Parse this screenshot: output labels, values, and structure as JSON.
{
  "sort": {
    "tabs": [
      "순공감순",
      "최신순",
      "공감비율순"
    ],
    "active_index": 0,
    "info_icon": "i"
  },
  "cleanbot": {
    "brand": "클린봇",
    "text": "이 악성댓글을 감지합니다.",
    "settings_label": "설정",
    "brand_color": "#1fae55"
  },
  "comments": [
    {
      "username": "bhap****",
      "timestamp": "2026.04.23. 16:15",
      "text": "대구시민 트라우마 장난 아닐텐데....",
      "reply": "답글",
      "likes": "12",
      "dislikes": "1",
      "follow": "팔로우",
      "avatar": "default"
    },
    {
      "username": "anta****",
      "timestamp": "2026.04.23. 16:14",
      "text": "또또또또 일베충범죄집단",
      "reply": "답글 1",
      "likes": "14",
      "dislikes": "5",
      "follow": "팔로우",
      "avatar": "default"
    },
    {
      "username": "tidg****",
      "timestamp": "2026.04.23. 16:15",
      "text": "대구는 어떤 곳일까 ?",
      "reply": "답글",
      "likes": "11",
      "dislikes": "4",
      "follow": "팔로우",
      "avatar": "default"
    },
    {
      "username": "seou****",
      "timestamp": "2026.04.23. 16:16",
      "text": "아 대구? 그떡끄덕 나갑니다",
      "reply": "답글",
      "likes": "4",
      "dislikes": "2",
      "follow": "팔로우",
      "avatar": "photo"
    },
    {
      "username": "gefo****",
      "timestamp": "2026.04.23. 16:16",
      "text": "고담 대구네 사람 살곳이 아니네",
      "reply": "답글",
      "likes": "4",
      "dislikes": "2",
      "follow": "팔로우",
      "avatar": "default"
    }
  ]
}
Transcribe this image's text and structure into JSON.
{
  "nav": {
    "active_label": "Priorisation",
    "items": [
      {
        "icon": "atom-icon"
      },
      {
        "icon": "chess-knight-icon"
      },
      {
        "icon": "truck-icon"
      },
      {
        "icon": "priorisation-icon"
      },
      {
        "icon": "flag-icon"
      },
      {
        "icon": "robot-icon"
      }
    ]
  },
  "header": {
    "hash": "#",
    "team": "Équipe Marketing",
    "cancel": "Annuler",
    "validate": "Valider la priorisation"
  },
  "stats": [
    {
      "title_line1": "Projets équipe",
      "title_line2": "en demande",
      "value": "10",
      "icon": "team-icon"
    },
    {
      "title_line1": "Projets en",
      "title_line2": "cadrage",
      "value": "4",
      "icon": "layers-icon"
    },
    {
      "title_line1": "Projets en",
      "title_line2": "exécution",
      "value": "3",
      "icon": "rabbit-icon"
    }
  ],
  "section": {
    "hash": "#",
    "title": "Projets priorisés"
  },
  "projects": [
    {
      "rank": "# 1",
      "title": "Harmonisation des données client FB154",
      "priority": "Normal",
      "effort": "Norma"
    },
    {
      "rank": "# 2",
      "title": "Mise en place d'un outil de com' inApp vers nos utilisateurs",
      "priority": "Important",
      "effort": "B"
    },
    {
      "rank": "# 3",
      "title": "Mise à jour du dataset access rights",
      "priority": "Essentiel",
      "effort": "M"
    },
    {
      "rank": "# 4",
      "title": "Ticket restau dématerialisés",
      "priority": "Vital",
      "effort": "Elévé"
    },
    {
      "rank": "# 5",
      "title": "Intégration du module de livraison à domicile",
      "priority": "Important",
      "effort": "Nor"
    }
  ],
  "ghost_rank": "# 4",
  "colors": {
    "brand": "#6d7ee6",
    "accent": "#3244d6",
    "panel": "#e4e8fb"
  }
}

WHAT YOU WILL DO:
Return all of the above records exactly, leaving no line out.

FINISHED TASK:
Parse this screenshot: output labels, values, and structure as JSON.
{
  "sort": {
    "tabs": [
      "순공감순",
      "최신순",
      "공감비율순"
    ],
    "active_index": 0,
    "info_icon": "i"
  },
  "cleanbot": {
    "brand": "클린봇",
    "text": "이 악성댓글을 감지합니다.",
    "settings_label": "설정",
    "brand_color": "#1fae55"
  },
  "comments": [
    {
      "username": "bhap****",
      "timestamp": "2026.04.23. 16:15",
      "text": "대구시민 트라우마 장난 아닐텐데....",
      "reply": "답글",
      "likes": "12",
      "dislikes": "1",
      "follow": "팔로우",
      "avatar": "default"
    },
    {
      "username": "anta****",
      "timestamp": "2026.04.23. 16:14",
      "text": "또또또또 일베충범죄집단",
      "reply": "답글 1",
      "likes": "14",
      "dislikes": "5",
      "follow": "팔로우",
      "avatar": "default"
    },
    {
      "username": "tidg****",
      "timestamp": "2026.04.23. 16:15",
      "text": "대구는 어떤 곳일까 ?",
      "reply": "답글",
      "likes": "11",
      "dislikes": "4",
      "follow": "팔로우",
      "avatar": "default"
    },
    {
      "username": "seou****",
      "timestamp": "2026.04.23. 16:16",
      "text": "아 대구? 그떡끄덕 나갑니다",
      "reply": "답글",
      "likes": "4",
      "dislikes": "2",
      "follow": "팔로우",
      "avatar": "photo"
    },
    {
      "username": "gefo****",
      "timestamp": "2026.04.23. 16:16",
      "text": "고담 대구네 사람 살곳이 아니네",
      "reply": "답글",
      "likes": "4",
      "dislikes": "2",
      "follow": "팔로우",
      "avatar": "default"
    }
  ]
}
Transcribe this image's text and structure into JSON.
{
  "nav": {
    "active_label": "Priorisation",
    "items": [
      {
        "icon": "atom-icon"
      },
      {
        "icon": "chess-knight-icon"
      },
      {
        "icon": "truck-icon"
      },
      {
        "icon": "priorisation-icon"
      },
      {
        "icon": "flag-icon"
      },
      {
        "icon": "robot-icon"
      }
    ]
  },
  "header": {
    "hash": "#",
    "team": "Équipe Marketing",
    "cancel": "Annuler",
    "validate": "Valider la priorisation"
  },
  "stats": [
    {
      "title_line1": "Projets équipe",
      "title_line2": "en demande",
      "value": "10",
      "icon": "team-icon"
    },
    {
      "title_line1": "Projets en",
      "title_line2": "cadrage",
      "value": "4",
      "icon": "layers-icon"
    },
    {
      "title_line1": "Projets en",
      "title_line2": "exécution",
      "value": "3",
      "icon": "rabbit-icon"
    }
  ],
  "section": {
    "hash": "#",
    "title": "Projets priorisés"
  },
  "projects": [
    {
      "rank": "# 1",
      "title": "Harmonisation des données client FB154",
      "priority": "Normal",
      "effort": "Norma"
    },
    {
      "rank": "# 2",
      "title": "Mise en place d'un outil de com' inApp vers nos utilisateurs",
      "priority": "Important",
      "effort": "B"
    },
    {
      "rank": "# 3",
      "title": "Mise à jour du dataset access rights",
      "priority": "Essentiel",
      "effort": "M"
    },
    {
      "rank": "# 4",
      "title": "Ticket restau dématerialisés",
      "priority": "Vital",
      "effort": "Elévé"
    },
    {
      "rank": "# 5",
      "title": "Intégration du module de livraison à domicile",
      "priority": "Important",
      "effort": "Nor"
    }
  ],
  "ghost_rank": "# 4",
  "colors": {
    "brand": "#6d7ee6",
    "accent": "#3244d6",
    "panel": "#e4e8fb"
  }
}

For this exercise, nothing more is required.